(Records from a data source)
- - -
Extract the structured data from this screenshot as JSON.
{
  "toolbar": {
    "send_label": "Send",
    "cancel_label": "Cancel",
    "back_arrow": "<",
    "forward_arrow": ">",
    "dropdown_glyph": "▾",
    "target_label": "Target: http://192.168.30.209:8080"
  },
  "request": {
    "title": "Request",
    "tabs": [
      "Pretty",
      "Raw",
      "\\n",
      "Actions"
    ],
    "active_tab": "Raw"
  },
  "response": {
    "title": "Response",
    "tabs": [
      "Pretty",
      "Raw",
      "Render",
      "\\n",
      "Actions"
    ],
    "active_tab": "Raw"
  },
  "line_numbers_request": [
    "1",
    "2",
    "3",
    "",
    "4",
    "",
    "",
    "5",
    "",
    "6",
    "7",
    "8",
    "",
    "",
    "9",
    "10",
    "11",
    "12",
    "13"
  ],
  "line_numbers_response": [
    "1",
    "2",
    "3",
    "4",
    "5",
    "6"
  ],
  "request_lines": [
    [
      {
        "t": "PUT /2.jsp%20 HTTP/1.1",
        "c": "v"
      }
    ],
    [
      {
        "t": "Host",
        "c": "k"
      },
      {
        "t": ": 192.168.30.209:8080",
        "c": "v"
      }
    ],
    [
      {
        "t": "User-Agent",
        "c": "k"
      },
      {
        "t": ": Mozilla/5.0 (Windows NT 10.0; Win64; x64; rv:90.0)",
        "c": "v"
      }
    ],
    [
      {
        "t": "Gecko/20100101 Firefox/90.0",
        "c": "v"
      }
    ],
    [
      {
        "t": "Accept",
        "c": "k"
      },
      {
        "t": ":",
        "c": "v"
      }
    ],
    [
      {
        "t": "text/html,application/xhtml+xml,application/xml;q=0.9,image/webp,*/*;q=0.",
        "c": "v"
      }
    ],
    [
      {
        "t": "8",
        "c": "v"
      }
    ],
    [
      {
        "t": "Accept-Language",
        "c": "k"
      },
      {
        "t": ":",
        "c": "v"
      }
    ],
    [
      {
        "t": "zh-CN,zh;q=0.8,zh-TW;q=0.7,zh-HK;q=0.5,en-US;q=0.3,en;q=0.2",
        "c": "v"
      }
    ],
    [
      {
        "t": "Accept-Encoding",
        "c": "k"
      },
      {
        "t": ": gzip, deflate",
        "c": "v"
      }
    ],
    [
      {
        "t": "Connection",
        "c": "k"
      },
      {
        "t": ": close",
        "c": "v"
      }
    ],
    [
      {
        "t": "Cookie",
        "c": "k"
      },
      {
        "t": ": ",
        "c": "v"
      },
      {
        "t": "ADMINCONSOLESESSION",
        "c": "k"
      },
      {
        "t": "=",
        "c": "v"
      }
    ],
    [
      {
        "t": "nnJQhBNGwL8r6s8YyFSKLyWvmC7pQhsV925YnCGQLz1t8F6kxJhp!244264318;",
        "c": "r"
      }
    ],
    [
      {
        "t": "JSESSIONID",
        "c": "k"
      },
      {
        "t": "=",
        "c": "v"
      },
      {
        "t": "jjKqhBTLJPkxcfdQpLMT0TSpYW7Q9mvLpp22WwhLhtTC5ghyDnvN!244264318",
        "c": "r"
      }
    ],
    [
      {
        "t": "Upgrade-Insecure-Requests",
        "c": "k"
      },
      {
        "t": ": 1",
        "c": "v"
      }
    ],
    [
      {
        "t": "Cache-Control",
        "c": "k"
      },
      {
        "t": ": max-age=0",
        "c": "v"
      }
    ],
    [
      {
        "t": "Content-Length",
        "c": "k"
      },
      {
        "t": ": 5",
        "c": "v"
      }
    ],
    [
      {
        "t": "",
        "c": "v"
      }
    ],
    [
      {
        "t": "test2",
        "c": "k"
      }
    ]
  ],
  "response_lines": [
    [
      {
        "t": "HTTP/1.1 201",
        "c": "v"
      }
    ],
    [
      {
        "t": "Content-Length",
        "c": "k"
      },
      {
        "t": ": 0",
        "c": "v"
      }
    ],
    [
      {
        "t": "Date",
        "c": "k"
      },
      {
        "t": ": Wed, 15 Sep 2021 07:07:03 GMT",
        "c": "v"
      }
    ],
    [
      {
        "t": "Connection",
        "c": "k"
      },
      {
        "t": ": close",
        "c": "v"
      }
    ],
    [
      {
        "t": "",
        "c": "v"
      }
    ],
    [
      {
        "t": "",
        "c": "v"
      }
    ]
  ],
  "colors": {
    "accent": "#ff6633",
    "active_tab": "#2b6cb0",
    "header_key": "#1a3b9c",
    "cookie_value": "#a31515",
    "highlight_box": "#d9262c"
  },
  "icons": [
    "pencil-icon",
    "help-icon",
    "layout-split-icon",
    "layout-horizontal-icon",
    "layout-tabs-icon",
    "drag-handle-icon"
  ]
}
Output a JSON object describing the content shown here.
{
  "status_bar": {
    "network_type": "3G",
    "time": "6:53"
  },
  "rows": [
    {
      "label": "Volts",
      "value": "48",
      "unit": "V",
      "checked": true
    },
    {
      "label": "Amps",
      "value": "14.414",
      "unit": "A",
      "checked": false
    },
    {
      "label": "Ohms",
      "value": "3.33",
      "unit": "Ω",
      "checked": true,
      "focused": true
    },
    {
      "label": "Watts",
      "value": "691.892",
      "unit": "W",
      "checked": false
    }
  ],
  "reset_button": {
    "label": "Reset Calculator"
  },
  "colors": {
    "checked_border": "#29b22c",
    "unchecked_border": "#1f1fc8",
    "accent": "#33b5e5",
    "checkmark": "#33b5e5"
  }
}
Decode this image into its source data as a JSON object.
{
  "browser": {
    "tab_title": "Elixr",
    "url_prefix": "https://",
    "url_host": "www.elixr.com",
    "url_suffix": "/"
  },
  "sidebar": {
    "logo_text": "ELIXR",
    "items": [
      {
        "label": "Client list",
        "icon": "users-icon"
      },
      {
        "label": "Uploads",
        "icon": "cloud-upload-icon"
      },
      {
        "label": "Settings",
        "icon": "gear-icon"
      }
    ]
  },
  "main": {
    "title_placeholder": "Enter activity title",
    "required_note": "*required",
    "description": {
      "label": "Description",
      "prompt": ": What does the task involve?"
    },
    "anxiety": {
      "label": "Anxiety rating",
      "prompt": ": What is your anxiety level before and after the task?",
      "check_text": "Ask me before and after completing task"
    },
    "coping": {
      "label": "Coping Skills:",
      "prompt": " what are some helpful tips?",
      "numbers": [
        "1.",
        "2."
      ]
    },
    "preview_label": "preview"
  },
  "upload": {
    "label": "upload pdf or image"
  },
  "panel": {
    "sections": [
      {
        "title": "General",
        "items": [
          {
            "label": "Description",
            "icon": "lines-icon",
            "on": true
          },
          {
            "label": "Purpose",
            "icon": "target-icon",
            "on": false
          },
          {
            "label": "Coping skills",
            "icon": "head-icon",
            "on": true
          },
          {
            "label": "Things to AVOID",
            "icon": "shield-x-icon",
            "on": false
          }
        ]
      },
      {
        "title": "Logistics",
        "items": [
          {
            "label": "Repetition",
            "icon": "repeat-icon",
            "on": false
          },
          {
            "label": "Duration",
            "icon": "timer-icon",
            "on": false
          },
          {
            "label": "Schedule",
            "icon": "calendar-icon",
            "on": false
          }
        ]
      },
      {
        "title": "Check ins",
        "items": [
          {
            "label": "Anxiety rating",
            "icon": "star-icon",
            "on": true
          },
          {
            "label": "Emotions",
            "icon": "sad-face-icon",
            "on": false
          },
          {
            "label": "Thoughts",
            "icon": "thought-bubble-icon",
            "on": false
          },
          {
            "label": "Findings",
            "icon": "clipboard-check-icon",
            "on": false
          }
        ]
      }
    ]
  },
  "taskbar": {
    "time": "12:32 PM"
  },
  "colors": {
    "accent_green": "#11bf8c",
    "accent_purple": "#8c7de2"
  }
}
- - -
• TASK REQUIREMENTS:
Write out each line of the data above again, exactly as given.

• OUTPUT:
Extract the structured data from this screenshot as JSON.
{
  "toolbar": {
    "send_label": "Send",
    "cancel_label": "Cancel",
    "back_arrow": "<",
    "forward_arrow": ">",
    "dropdown_glyph": "▾",
    "target_label": "Target: http://192.168.30.209:8080"
  },
  "request": {
    "title": "Request",
    "tabs": [
      "Pretty",
      "Raw",
      "\\n",
      "Actions"
    ],
    "active_tab": "Raw"
  },
  "response": {
    "title": "Response",
    "tabs": [
      "Pretty",
      "Raw",
      "Render",
      "\\n",
      "Actions"
    ],
    "active_tab": "Raw"
  },
  "line_numbers_request": [
    "1",
    "2",
    "3",
    "",
    "4",
    "",
    "",
    "5",
    "",
    "6",
    "7",
    "8",
    "",
    "",
    "9",
    "10",
    "11",
    "12",
    "13"
  ],
  "line_numbers_response": [
    "1",
    "2",
    "3",
    "4",
    "5",
    "6"
  ],
  "request_lines": [
    [
      {
        "t": "PUT /2.jsp%20 HTTP/1.1",
        "c": "v"
      }
    ],
    [
      {
        "t": "Host",
        "c": "k"
      },
      {
        "t": ": 192.168.30.209:8080",
        "c": "v"
      }
    ],
    [
      {
        "t": "User-Agent",
        "c": "k"
      },
      {
        "t": ": Mozilla/5.0 (Windows NT 10.0; Win64; x64; rv:90.0)",
        "c": "v"
      }
    ],
    [
      {
        "t": "Gecko/20100101 Firefox/90.0",
        "c": "v"
      }
    ],
    [
      {
        "t": "Accept",
        "c": "k"
      },
      {
        "t": ":",
        "c": "v"
      }
    ],
    [
      {
        "t": "text/html,application/xhtml+xml,application/xml;q=0.9,image/webp,*/*;q=0.",
        "c": "v"
      }
    ],
    [
      {
        "t": "8",
        "c": "v"
      }
    ],
    [
      {
        "t": "Accept-Language",
        "c": "k"
      },
      {
        "t": ":",
        "c": "v"
      }
    ],
    [
      {
        "t": "zh-CN,zh;q=0.8,zh-TW;q=0.7,zh-HK;q=0.5,en-US;q=0.3,en;q=0.2",
        "c": "v"
      }
    ],
    [
      {
        "t": "Accept-Encoding",
        "c": "k"
      },
      {
        "t": ": gzip, deflate",
        "c": "v"
      }
    ],
    [
      {
        "t": "Connection",
        "c": "k"
      },
      {
        "t": ": close",
        "c": "v"
      }
    ],
    [
      {
        "t": "Cookie",
        "c": "k"
      },
      {
        "t": ": ",
        "c": "v"
      },
      {
        "t": "ADMINCONSOLESESSION",
        "c": "k"
      },
      {
        "t": "=",
        "c": "v"
      }
    ],
    [
      {
        "t": "nnJQhBNGwL8r6s8YyFSKLyWvmC7pQhsV925YnCGQLz1t8F6kxJhp!244264318;",
        "c": "r"
      }
    ],
    [
      {
        "t": "JSESSIONID",
        "c": "k"
      },
      {
        "t": "=",
        "c": "v"
      },
      {
        "t": "jjKqhBTLJPkxcfdQpLMT0TSpYW7Q9mvLpp22WwhLhtTC5ghyDnvN!244264318",
        "c": "r"
      }
    ],
    [
      {
        "t": "Upgrade-Insecure-Requests",
        "c": "k"
      },
      {
        "t": ": 1",
        "c": "v"
      }
    ],
    [
      {
        "t": "Cache-Control",
        "c": "k"
      },
      {
        "t": ": max-age=0",
        "c": "v"
      }
    ],
    [
      {
        "t": "Content-Length",
        "c": "k"
      },
      {
        "t": ": 5",
        "c": "v"
      }
    ],
    [
      {
        "t": "",
        "c": "v"
      }
    ],
    [
      {
        "t": "test2",
        "c": "k"
      }
    ]
  ],
  "response_lines": [
    [
      {
        "t": "HTTP/1.1 201",
        "c": "v"
      }
    ],
    [
      {
        "t": "Content-Length",
        "c": "k"
      },
      {
        "t": ": 0",
        "c": "v"
      }
    ],
    [
      {
        "t": "Date",
        "c": "k"
      },
      {
        "t": ": Wed, 15 Sep 2021 07:07:03 GMT",
        "c": "v"
      }
    ],
    [
      {
        "t": "Connection",
        "c": "k"
      },
      {
        "t": ": close",
        "c": "v"
      }
    ],
    [
      {
        "t": "",
        "c": "v"
      }
    ],
    [
      {
        "t": "",
        "c": "v"
      }
    ]
  ],
  "colors": {
    "accent": "#ff6633",
    "active_tab": "#2b6cb0",
    "header_key": "#1a3b9c",
    "cookie_value": "#a31515",
    "highlight_box": "#d9262c"
  },
  "icons": [
    "pencil-icon",
    "help-icon",
    "layout-split-icon",
    "layout-horizontal-icon",
    "layout-tabs-icon",
    "drag-handle-icon"
  ]
}
Output a JSON object describing the content shown here.
{
  "status_bar": {
    "network_type": "3G",
    "time": "6:53"
  },
  "rows": [
    {
      "label": "Volts",
      "value": "48",
      "unit": "V",
      "checked": true
    },
    {
      "label": "Amps",
      "value": "14.414",
      "unit": "A",
      "checked": false
    },
    {
      "label": "Ohms",
      "value": "3.33",
      "unit": "Ω",
      "checked": true,
      "focused": true
    },
    {
      "label": "Watts",
      "value": "691.892",
      "unit": "W",
      "checked": false
    }
  ],
  "reset_button": {
    "label": "Reset Calculator"
  },
  "colors": {
    "checked_border": "#29b22c",
    "unchecked_border": "#1f1fc8",
    "accent": "#33b5e5",
    "checkmark": "#33b5e5"
  }
}
Decode this image into its source data as a JSON object.
{
  "browser": {
    "tab_title": "Elixr",
    "url_prefix": "https://",
    "url_host": "www.elixr.com",
    "url_suffix": "/"
  },
  "sidebar": {
    "logo_text": "ELIXR",
    "items": [
      {
        "label": "Client list",
        "icon": "users-icon"
      },
      {
        "label": "Uploads",
        "icon": "cloud-upload-icon"
      },
      {
        "label": "Settings",
        "icon": "gear-icon"
      }
    ]
  },
  "main": {
    "title_placeholder": "Enter activity title",
    "required_note": "*required",
    "description": {
      "label": "Description",
      "prompt": ": What does the task involve?"
    },
    "anxiety": {
      "label": "Anxiety rating",
      "prompt": ": What is your anxiety level before and after the task?",
      "check_text": "Ask me before and after completing task"
    },
    "coping": {
      "label": "Coping Skills:",
      "prompt": " what are some helpful tips?",
      "numbers": [
        "1.",
        "2."
      ]
    },
    "preview_label": "preview"
  },
  "upload": {
    "label": "upload pdf or image"
  },
  "panel": {
    "sections": [
      {
        "title": "General",
        "items": [
          {
            "label": "Description",
            "icon": "lines-icon",
            "on": true
          },
          {
            "label": "Purpose",
            "icon": "target-icon",
            "on": false
          },
          {
            "label": "Coping skills",
            "icon": "head-icon",
            "on": true
          },
          {
            "label": "Things to AVOID",
            "icon": "shield-x-icon",
            "on": false
          }
        ]
      },
      {
        "title": "Logistics",
        "items": [
          {
            "label": "Repetition",
            "icon": "repeat-icon",
            "on": false
          },
          {
            "label": "Duration",
            "icon": "timer-icon",
            "on": false
          },
          {
            "label": "Schedule",
            "icon": "calendar-icon",
            "on": false
          }
        ]
      },
      {
        "title": "Check ins",
        "items": [
          {
            "label": "Anxiety rating",
            "icon": "star-icon",
            "on": true
          },
          {
            "label": "Emotions",
            "icon": "sad-face-icon",
            "on": false
          },
          {
            "label": "Thoughts",
            "icon": "thought-bubble-icon",
            "on": false
          },
          {
            "label": "Findings",
            "icon": "clipboard-check-icon",
            "on": false
          }
        ]
      }
    ]
  },
  "taskbar": {
    "time": "12:32 PM"
  },
  "colors": {
    "accent_green": "#11bf8c",
    "accent_purple": "#8c7de2"
  }
}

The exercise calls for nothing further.